• [Written problem] Retype the line in which "Serialize everything readable" appears, then every line after it until the records end. Leave out the pictures.

• [Dataset]
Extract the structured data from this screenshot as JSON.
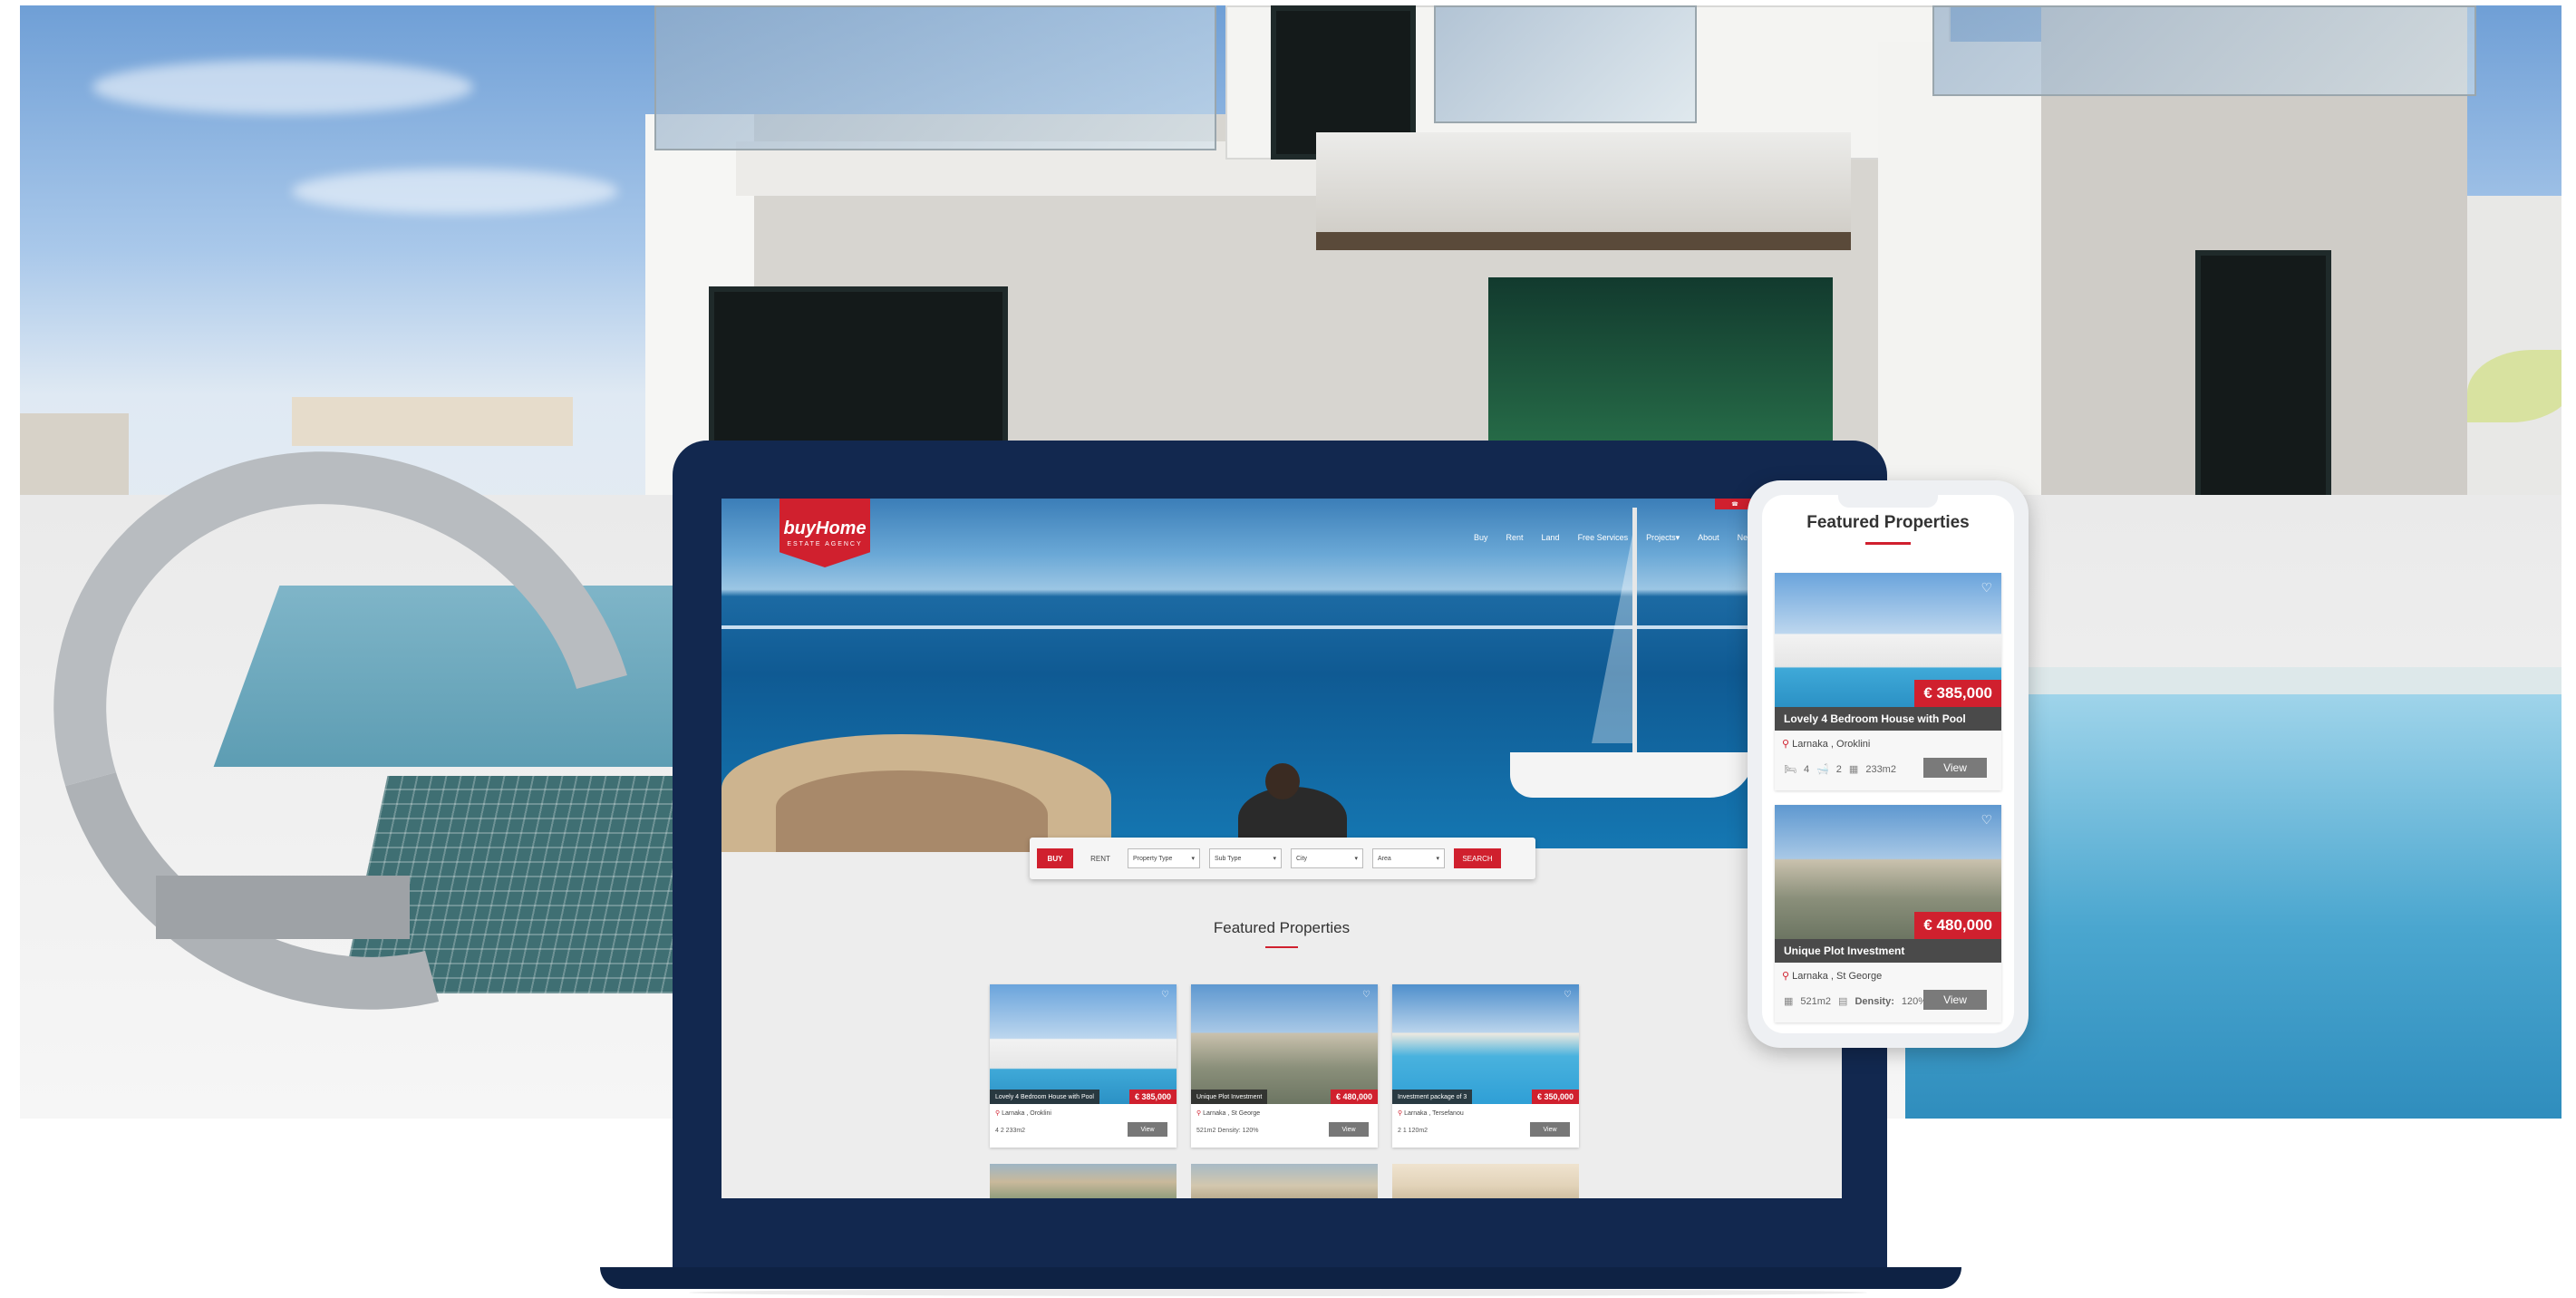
{
  "desktop": {
    "logo": {
      "text": "buyHome",
      "subtext": "ESTATE AGENCY"
    },
    "nav": [
      "Buy",
      "Rent",
      "Land",
      "Free Services",
      "Projects",
      "About",
      "News"
    ],
    "search": {
      "buy_label": "BUY",
      "rent_label": "RENT",
      "property_type": "Property Type",
      "sub_type": "Sub Type",
      "city": "City",
      "area": "Area",
      "search_label": "SEARCH"
    },
    "featured_title": "Featured Properties",
    "cards": [
      {
        "title": "Lovely 4 Bedroom House with Pool",
        "price": "€ 385,000",
        "location": "Larnaka , Oroklini",
        "meta": "4  2  233m2",
        "view": "View"
      },
      {
        "title": "Unique Plot Investment",
        "price": "€ 480,000",
        "location": "Larnaka , St George",
        "meta": "521m2  Density: 120%",
        "view": "View"
      },
      {
        "title": "Investment package of 3",
        "price": "€ 350,000",
        "location": "Larnaka , Tersefanou",
        "meta": "2  1  120m2",
        "view": "View"
      }
    ]
  },
  "mobile": {
    "featured_title": "Featured Properties",
    "cards": [
      {
        "title": "Lovely 4 Bedroom House with Pool",
        "price": "€ 385,000",
        "location": "Larnaka , Oroklini",
        "beds": "4",
        "baths": "2",
        "area": "233m2",
        "view": "View"
      },
      {
        "title": "Unique Plot Investment",
        "price": "€ 480,000",
        "location": "Larnaka , St George",
        "area": "521m2",
        "density_label": "Density:",
        "density": "120%",
        "view": "View"
      }
    ]
  },
  "colors": {
    "brand_red": "#d0202e",
    "laptop_navy": "#12284f"
  }
}
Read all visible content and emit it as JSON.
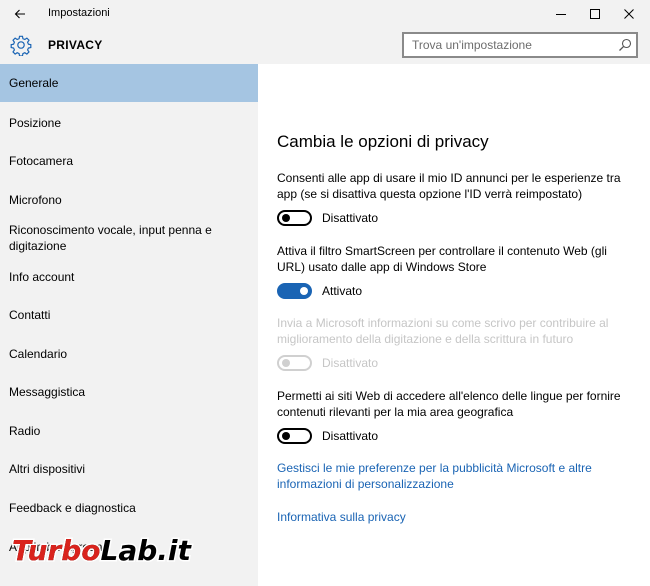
{
  "window": {
    "title": "Impostazioni"
  },
  "header": {
    "section_title": "PRIVACY",
    "search_placeholder": "Trova un'impostazione"
  },
  "sidebar": {
    "items": [
      {
        "label": "Generale",
        "selected": true
      },
      {
        "label": "Posizione"
      },
      {
        "label": "Fotocamera"
      },
      {
        "label": "Microfono"
      },
      {
        "label": "Riconoscimento vocale, input penna e digitazione"
      },
      {
        "label": "Info account"
      },
      {
        "label": "Contatti"
      },
      {
        "label": "Calendario"
      },
      {
        "label": "Messaggistica"
      },
      {
        "label": "Radio"
      },
      {
        "label": "Altri dispositivi"
      },
      {
        "label": "Feedback e diagnostica"
      },
      {
        "label": "App in background"
      }
    ]
  },
  "main": {
    "heading": "Cambia le opzioni di privacy",
    "options": [
      {
        "description": "Consenti alle app di usare il mio ID annunci per le esperienze tra app (se si disattiva questa opzione l'ID verrà reimpostato)",
        "state": "Disattivato",
        "on": false,
        "enabled": true
      },
      {
        "description": "Attiva il filtro SmartScreen per controllare il contenuto Web (gli URL) usato dalle app di Windows Store",
        "state": "Attivato",
        "on": true,
        "enabled": true
      },
      {
        "description": "Invia a Microsoft informazioni su come scrivo per contribuire al miglioramento della digitazione e della scrittura in futuro",
        "state": "Disattivato",
        "on": false,
        "enabled": false
      },
      {
        "description": "Permetti ai siti Web di accedere all'elenco delle lingue per fornire contenuti rilevanti per la mia area geografica",
        "state": "Disattivato",
        "on": false,
        "enabled": true
      }
    ],
    "links": [
      {
        "label": "Gestisci le mie preferenze per la pubblicità Microsoft e altre informazioni di personalizzazione"
      },
      {
        "label": "Informativa sulla privacy"
      }
    ]
  },
  "watermark": {
    "text": "TurboLab.it"
  },
  "colors": {
    "accent": "#1a64b4",
    "selected_nav": "#a5c5e2",
    "chrome_bg": "#f2f2f2",
    "watermark_red": "#d9231d"
  }
}
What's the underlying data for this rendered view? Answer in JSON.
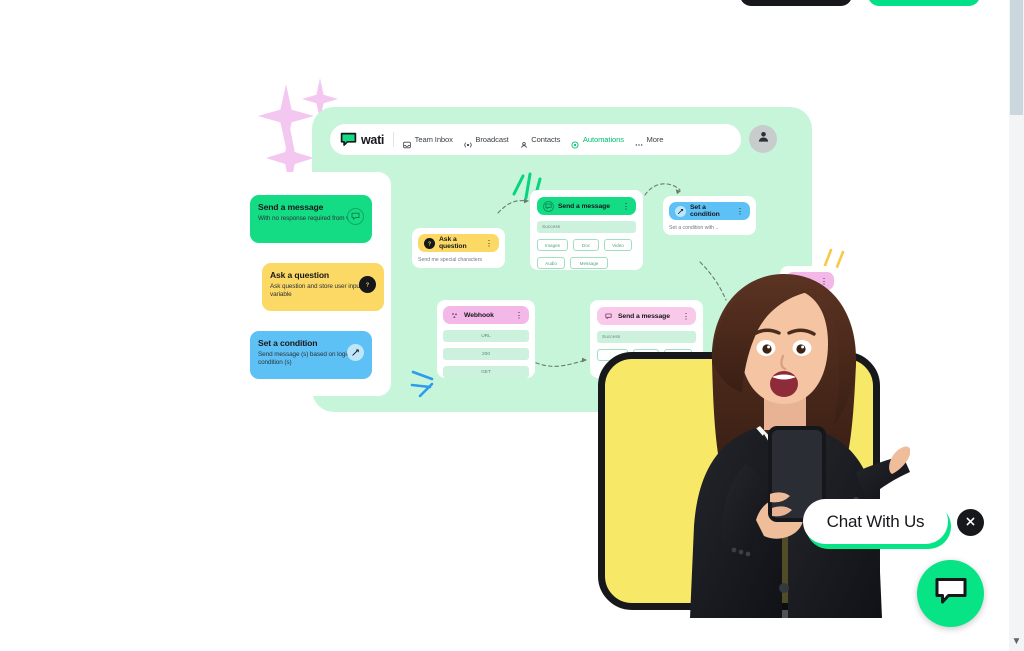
{
  "topbar": {
    "dark_button_label": "",
    "green_button_label": ""
  },
  "scrollbar": {
    "arrow_icon": "chevron-down-icon"
  },
  "navbar": {
    "logo_text": "wati",
    "logo_icon": "chat-bubble-logo-icon",
    "avatar_icon": "person-icon",
    "items": [
      {
        "label": "Team Inbox",
        "icon": "inbox-icon",
        "active": false
      },
      {
        "label": "Broadcast",
        "icon": "broadcast-icon",
        "active": false
      },
      {
        "label": "Contacts",
        "icon": "contacts-icon",
        "active": false
      },
      {
        "label": "Automations",
        "icon": "automation-icon",
        "active": true
      },
      {
        "label": "More",
        "icon": "more-dots-icon",
        "active": false
      }
    ]
  },
  "palette_cards": [
    {
      "title": "Send a message",
      "subtitle": "With no response required from visitor",
      "icon": "message-bubble-icon",
      "color": "#14dc84"
    },
    {
      "title": "Ask a question",
      "subtitle": "Ask question and store user input in variable",
      "icon": "question-mark-icon",
      "color": "#fcd864"
    },
    {
      "title": "Set a condition",
      "subtitle": "Send message (s) based on logical condition (s)",
      "icon": "branch-icon",
      "color": "#5ec1f5"
    }
  ],
  "flow_nodes": {
    "ask_question": {
      "title": "Ask a question",
      "icon": "question-mark-icon",
      "menu_icon": "kebab-menu-icon",
      "subtitle": "Send me special characters",
      "header_color": "#fcd864"
    },
    "send_message_1": {
      "title": "Send a message",
      "icon": "message-bubble-icon",
      "menu_icon": "kebab-menu-icon",
      "field_value": "Success",
      "chips": [
        "Images",
        "Doc",
        "Video",
        "Audio",
        "Message"
      ],
      "header_color": "#14dc84"
    },
    "set_condition": {
      "title": "Set a condition",
      "icon": "branch-icon",
      "menu_icon": "kebab-menu-icon",
      "subtitle": "Set a condition with ..",
      "header_color": "#5ec1f5"
    },
    "webhook": {
      "title": "Webhook",
      "icon": "webhook-icon",
      "menu_icon": "kebab-menu-icon",
      "rows": [
        "URL",
        "200",
        "GET"
      ],
      "header_color": "#f4b8e8"
    },
    "send_message_2": {
      "title": "Send a message",
      "icon": "message-bubble-icon",
      "menu_icon": "kebab-menu-icon",
      "field_value": "Success",
      "header_color": "#f8c9e8"
    },
    "partial_right": {
      "title": "",
      "menu_icon": "kebab-menu-icon",
      "header_color": "#f4b8e8"
    }
  },
  "chat_widget": {
    "pill_label": "Chat With Us",
    "close_icon": "close-x-icon",
    "fab_icon": "chat-bubble-icon",
    "fab_color": "#06e486"
  },
  "decorations": {
    "sparkle_icon": "sparkle-star-icon",
    "sparkle_color": "#f3c7f0",
    "burst_green_color": "#06d47e",
    "burst_blue_color": "#2d9bf0",
    "burst_yellow_color": "#f7c948"
  }
}
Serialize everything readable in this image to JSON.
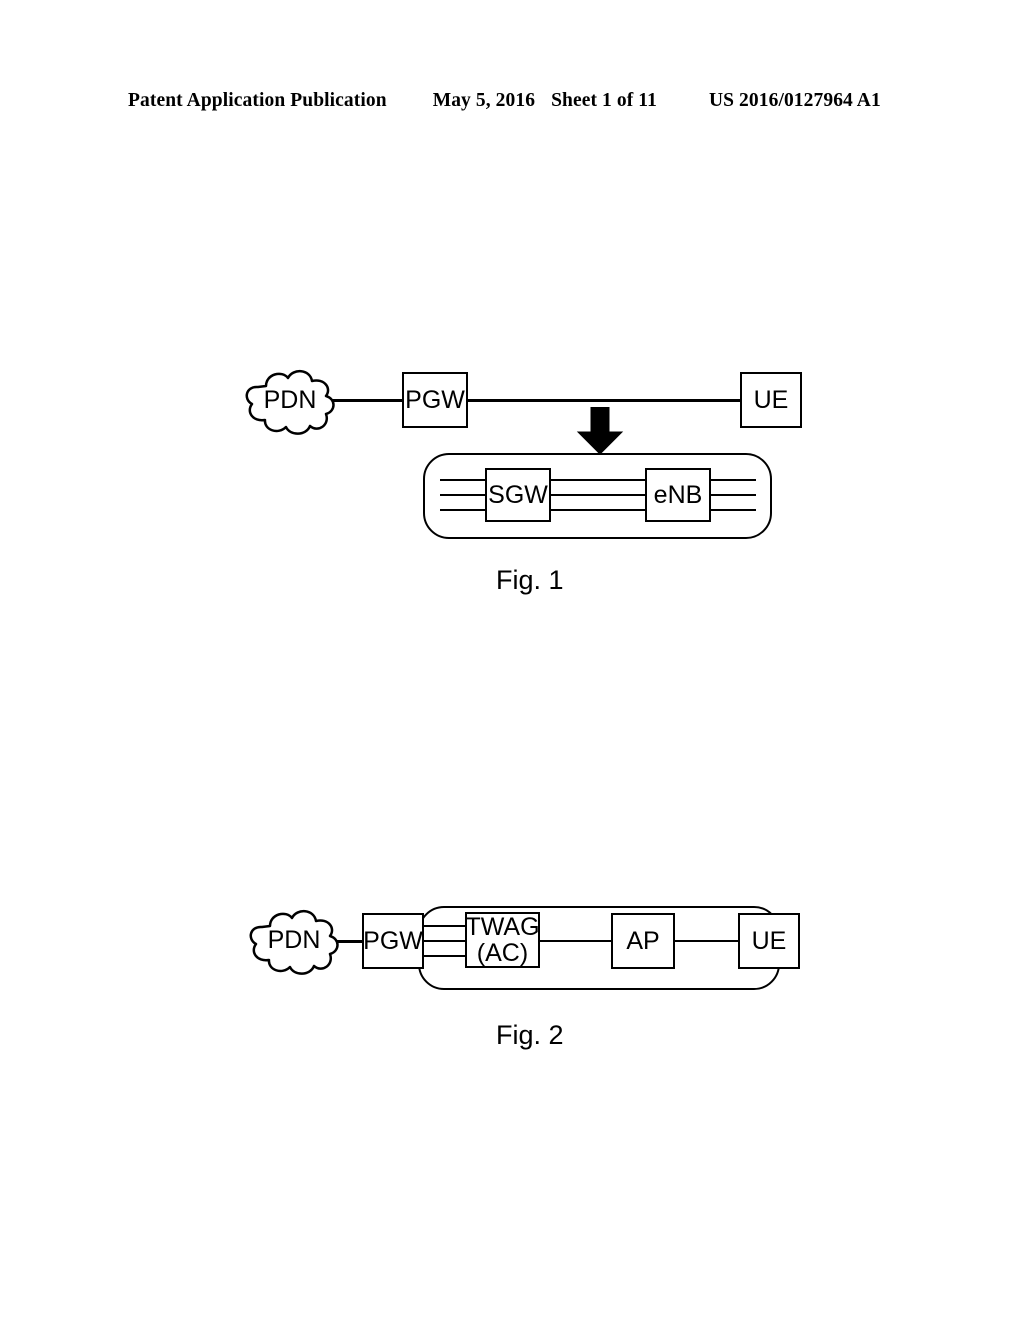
{
  "header": {
    "publication": "Patent Application Publication",
    "date": "May 5, 2016",
    "sheet": "Sheet 1 of 11",
    "patent_number": "US 2016/0127964 A1"
  },
  "figures": [
    {
      "caption": "Fig. 1",
      "nodes": {
        "pdn": "PDN",
        "pgw": "PGW",
        "ue": "UE",
        "sgw": "SGW",
        "enb": "eNB"
      },
      "annotations": {
        "arrow": "down-arrow",
        "grouping": "rounded-rectangle-group"
      }
    },
    {
      "caption": "Fig. 2",
      "nodes": {
        "pdn": "PDN",
        "pgw": "PGW",
        "twag_line1": "TWAG",
        "twag_line2": "(AC)",
        "ap": "AP",
        "ue": "UE"
      },
      "annotations": {
        "grouping": "rounded-rectangle-group"
      }
    }
  ],
  "colors": {
    "ink": "#000000",
    "paper": "#ffffff"
  }
}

• [Output of the exercise]
Serialize everything readable in this image to JSON.
{
  "header": {
    "publication": "Patent Application Publication",
    "date": "May 5, 2016",
    "sheet": "Sheet 1 of 11",
    "patent_number": "US 2016/0127964 A1"
  },
  "figures": [
    {
      "caption": "Fig. 1",
      "nodes": {
        "pdn": "PDN",
        "pgw": "PGW",
        "ue": "UE",
        "sgw": "SGW",
        "enb": "eNB"
      },
      "annotations": {
        "arrow": "down-arrow",
        "grouping": "rounded-rectangle-group"
      }
    },
    {
      "caption": "Fig. 2",
      "nodes": {
        "pdn": "PDN",
        "pgw": "PGW",
        "twag_line1": "TWAG",
        "twag_line2": "(AC)",
        "ap": "AP",
        "ue": "UE"
      },
      "annotations": {
        "grouping": "rounded-rectangle-group"
      }
    }
  ],
  "colors": {
    "ink": "#000000",
    "paper": "#ffffff"
  }
}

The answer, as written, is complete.